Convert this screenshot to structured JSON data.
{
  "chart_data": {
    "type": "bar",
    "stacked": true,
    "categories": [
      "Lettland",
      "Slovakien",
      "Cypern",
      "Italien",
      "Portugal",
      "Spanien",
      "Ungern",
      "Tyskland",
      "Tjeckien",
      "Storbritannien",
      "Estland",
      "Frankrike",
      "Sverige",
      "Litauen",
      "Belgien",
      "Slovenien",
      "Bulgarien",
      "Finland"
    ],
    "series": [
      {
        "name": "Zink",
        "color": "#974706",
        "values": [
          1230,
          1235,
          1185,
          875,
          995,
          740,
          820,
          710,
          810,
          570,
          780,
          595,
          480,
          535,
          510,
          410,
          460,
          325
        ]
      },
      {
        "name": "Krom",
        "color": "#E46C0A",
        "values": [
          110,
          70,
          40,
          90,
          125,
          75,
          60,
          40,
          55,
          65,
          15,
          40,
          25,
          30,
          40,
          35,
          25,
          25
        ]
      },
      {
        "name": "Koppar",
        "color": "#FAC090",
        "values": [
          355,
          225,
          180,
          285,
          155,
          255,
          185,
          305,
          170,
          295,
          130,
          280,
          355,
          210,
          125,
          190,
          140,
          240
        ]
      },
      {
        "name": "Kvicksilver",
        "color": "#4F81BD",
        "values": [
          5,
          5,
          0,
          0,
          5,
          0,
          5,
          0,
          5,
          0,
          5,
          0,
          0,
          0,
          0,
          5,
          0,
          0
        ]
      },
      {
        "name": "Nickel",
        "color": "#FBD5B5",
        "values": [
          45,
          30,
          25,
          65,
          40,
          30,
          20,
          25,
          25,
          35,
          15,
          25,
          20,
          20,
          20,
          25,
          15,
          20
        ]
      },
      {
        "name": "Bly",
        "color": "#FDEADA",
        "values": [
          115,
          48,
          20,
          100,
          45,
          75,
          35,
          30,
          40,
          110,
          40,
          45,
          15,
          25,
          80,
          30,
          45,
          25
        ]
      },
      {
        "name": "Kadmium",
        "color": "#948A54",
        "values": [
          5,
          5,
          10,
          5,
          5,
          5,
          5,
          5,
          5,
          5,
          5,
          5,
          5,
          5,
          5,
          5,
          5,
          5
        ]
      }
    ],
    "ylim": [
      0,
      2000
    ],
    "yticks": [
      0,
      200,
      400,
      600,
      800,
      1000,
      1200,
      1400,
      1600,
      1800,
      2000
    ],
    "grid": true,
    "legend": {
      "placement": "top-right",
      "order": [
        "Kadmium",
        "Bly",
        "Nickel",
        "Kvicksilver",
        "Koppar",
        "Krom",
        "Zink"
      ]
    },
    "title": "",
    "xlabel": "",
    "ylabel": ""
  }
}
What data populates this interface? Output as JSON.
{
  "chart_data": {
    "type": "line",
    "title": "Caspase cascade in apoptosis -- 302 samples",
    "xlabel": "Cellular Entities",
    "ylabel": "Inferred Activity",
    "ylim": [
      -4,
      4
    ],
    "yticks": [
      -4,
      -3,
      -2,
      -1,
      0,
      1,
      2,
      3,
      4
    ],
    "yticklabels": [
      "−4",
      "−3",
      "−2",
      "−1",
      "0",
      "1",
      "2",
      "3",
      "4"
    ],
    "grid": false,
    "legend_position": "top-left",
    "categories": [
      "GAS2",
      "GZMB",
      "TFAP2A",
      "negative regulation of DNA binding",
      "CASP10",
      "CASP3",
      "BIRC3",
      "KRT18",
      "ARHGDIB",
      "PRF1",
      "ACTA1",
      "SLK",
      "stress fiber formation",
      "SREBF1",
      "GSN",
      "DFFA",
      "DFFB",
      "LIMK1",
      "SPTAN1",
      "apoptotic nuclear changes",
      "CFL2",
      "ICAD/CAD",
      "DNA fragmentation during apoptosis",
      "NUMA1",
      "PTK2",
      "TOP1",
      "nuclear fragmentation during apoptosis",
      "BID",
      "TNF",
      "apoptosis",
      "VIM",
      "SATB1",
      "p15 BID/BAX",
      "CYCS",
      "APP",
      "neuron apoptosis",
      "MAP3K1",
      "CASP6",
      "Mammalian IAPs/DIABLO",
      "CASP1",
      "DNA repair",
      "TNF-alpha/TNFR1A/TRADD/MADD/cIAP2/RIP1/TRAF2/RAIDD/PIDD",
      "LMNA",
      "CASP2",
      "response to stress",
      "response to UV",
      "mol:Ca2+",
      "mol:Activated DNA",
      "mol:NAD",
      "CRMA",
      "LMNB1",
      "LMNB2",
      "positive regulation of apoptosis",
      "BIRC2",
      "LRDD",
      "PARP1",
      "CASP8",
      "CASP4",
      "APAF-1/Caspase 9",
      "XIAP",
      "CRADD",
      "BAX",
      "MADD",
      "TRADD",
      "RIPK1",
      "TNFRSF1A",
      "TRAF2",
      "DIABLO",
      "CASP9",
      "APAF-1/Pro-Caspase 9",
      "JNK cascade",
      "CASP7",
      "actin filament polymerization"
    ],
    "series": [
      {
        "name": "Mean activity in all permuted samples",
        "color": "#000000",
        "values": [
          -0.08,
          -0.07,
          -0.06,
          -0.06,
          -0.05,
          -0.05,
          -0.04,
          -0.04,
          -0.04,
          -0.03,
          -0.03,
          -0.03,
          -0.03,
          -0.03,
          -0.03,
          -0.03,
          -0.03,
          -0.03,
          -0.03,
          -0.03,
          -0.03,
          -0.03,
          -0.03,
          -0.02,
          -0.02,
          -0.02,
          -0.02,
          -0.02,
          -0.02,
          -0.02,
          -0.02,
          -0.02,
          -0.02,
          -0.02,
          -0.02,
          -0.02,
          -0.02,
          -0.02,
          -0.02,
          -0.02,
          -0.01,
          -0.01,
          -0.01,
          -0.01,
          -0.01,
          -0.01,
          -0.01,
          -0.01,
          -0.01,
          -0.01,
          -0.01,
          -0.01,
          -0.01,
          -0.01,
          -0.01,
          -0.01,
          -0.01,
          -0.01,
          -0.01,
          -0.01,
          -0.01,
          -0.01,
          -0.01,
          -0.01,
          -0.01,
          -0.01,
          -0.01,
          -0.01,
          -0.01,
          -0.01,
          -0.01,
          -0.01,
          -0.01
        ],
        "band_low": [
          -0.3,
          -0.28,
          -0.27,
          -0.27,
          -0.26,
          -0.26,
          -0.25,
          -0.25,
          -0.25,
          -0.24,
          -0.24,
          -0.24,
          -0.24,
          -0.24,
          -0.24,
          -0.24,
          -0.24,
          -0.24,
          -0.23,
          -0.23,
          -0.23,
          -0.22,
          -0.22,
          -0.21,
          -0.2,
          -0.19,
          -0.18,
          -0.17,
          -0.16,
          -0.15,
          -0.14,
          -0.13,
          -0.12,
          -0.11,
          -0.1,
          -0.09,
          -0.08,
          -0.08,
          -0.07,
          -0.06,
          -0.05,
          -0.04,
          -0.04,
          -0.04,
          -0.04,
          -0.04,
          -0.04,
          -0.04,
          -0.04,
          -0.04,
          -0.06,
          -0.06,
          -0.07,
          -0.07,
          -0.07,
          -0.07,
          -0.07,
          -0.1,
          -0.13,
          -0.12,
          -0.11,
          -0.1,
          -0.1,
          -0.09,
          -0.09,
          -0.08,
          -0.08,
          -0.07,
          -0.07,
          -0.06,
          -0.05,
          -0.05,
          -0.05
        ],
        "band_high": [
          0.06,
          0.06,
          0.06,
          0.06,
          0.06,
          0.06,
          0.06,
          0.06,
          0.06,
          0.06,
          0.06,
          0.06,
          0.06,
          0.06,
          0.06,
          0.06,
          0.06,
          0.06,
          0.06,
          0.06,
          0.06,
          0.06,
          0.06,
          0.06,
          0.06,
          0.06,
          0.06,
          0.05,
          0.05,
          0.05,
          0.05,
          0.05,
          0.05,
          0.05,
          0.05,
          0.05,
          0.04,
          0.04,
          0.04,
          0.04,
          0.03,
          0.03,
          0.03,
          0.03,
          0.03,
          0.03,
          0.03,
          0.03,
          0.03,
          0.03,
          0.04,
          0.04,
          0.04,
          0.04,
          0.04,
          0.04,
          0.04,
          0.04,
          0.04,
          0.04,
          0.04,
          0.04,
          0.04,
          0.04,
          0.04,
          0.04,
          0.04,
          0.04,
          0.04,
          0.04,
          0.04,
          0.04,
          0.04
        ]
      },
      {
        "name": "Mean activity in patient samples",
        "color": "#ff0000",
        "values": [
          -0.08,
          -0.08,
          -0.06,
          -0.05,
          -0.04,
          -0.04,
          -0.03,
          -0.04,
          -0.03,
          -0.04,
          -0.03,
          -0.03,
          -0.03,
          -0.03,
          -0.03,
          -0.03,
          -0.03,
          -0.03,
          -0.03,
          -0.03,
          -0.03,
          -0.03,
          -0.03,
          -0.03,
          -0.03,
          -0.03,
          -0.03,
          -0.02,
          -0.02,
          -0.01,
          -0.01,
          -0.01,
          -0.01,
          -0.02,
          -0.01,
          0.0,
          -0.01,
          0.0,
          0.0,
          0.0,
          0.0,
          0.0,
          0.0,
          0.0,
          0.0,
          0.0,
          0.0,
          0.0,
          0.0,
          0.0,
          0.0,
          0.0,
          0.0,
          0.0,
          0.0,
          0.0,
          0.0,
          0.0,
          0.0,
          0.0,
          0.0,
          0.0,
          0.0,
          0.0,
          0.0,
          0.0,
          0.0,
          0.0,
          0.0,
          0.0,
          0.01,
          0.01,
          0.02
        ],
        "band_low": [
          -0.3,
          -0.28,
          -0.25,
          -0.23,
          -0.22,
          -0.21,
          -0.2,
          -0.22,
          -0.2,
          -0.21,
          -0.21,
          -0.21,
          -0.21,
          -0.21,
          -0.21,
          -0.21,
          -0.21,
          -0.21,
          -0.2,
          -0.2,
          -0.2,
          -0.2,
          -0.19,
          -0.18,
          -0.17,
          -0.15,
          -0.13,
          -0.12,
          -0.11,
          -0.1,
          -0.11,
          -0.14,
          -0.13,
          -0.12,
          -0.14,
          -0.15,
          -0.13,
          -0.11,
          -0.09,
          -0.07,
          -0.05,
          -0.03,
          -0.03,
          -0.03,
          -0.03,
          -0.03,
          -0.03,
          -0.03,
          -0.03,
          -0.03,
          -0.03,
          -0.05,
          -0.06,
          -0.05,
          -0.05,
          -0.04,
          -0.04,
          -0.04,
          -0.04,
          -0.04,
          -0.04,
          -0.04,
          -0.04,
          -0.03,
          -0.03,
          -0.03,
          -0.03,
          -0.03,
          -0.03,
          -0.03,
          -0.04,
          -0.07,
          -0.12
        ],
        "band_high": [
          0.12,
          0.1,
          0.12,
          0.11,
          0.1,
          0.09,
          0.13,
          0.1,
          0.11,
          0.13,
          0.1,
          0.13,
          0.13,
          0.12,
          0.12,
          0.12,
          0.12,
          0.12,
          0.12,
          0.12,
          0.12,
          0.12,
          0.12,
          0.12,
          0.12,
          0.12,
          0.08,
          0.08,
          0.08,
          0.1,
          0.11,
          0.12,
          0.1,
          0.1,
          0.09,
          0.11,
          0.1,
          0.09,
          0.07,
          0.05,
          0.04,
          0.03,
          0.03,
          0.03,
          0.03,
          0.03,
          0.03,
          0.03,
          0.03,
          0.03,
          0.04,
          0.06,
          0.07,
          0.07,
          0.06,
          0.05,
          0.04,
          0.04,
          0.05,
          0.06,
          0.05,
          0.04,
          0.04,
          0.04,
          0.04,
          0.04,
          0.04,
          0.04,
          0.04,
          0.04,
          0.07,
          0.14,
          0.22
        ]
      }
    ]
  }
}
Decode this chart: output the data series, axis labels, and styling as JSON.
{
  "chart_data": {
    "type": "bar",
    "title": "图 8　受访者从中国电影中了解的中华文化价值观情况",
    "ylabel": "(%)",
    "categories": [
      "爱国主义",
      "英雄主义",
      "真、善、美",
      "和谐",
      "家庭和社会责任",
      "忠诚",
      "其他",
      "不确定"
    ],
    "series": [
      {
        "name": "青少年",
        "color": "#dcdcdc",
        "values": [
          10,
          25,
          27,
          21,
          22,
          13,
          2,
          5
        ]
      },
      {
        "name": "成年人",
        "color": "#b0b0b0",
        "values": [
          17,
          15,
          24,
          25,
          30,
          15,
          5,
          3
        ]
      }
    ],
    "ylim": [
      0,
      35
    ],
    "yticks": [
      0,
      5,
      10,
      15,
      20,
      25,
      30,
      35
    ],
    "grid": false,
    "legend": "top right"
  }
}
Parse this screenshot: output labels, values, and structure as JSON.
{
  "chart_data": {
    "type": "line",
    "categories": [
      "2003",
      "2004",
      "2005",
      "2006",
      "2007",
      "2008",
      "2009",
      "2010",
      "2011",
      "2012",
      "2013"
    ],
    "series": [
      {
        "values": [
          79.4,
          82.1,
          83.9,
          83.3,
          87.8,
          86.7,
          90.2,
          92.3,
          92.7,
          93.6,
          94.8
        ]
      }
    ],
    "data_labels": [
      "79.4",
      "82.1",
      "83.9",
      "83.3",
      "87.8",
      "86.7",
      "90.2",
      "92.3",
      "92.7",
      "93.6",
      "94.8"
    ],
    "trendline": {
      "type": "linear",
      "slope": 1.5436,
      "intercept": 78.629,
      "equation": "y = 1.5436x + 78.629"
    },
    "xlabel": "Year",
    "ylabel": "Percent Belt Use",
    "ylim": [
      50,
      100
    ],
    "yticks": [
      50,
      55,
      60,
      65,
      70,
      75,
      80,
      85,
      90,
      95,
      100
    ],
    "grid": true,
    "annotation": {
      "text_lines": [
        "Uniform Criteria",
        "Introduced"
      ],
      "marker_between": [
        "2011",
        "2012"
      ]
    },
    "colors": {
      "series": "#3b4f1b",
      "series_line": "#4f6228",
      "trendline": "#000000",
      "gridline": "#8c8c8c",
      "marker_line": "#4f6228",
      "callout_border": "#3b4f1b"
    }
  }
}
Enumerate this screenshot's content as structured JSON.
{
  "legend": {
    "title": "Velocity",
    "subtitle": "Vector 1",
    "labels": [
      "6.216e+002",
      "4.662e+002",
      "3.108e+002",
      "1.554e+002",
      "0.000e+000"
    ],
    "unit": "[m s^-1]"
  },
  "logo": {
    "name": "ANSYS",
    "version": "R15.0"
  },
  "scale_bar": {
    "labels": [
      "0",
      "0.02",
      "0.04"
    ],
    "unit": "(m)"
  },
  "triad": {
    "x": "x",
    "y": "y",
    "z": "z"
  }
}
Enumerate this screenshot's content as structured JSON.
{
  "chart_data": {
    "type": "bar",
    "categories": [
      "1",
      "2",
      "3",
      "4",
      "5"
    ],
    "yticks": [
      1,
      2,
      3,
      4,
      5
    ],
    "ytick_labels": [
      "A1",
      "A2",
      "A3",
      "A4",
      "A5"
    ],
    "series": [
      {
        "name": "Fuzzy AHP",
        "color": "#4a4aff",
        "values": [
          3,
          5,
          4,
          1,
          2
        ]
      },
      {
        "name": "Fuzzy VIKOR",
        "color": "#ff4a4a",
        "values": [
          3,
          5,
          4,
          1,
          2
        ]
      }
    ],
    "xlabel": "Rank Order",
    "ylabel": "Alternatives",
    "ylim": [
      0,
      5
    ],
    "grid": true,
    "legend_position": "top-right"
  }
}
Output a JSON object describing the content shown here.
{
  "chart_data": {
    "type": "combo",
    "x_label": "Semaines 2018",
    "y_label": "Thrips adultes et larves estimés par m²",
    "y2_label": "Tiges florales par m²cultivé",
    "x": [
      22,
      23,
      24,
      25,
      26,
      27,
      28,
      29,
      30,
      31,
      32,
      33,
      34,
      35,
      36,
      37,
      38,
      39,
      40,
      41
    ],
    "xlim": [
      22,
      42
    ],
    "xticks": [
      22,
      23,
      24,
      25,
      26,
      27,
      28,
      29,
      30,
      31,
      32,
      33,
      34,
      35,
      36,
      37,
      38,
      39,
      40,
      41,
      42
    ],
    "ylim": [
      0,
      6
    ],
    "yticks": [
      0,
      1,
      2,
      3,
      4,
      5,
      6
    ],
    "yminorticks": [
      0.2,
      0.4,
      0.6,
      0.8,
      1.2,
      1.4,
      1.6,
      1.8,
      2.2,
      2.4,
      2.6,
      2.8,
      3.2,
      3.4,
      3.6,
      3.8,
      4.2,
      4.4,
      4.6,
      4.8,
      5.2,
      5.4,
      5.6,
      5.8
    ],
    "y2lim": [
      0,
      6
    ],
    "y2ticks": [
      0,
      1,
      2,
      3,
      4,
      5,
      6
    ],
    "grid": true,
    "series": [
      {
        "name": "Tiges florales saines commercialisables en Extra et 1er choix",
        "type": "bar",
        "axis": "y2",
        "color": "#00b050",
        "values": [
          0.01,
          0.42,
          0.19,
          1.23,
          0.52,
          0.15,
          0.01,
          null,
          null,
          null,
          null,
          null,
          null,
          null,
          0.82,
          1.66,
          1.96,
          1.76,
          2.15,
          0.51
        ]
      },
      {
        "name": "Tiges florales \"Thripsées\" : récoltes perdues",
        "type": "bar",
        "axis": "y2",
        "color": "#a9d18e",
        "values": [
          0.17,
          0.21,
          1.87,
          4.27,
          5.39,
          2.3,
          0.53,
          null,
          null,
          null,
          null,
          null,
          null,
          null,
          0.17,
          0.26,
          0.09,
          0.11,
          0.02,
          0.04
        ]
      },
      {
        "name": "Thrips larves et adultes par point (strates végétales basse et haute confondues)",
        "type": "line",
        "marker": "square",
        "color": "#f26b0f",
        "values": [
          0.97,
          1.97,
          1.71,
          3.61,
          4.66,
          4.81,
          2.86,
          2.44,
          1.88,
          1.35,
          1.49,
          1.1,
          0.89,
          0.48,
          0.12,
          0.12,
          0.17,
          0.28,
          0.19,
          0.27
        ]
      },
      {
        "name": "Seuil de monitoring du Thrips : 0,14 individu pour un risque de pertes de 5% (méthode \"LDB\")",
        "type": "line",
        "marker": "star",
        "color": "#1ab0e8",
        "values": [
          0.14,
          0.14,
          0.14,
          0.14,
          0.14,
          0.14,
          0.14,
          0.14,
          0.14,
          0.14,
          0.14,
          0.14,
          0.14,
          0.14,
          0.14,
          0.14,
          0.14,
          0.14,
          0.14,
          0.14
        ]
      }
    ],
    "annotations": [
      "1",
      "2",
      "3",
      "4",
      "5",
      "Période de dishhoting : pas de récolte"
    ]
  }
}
* * *
Return each full line of the entries that contains the word "JSON".

▶ _FULL SOLUTION_:
Convert this screenshot to structured JSON data.
What data populates this interface? Output as JSON.
Decode this chart: output the data series, axis labels, and styling as JSON.
Parse this screenshot: output labels, values, and structure as JSON.
Enumerate this screenshot's content as structured JSON.
Enumerate this screenshot's content as structured JSON.
Output a JSON object describing the content shown here.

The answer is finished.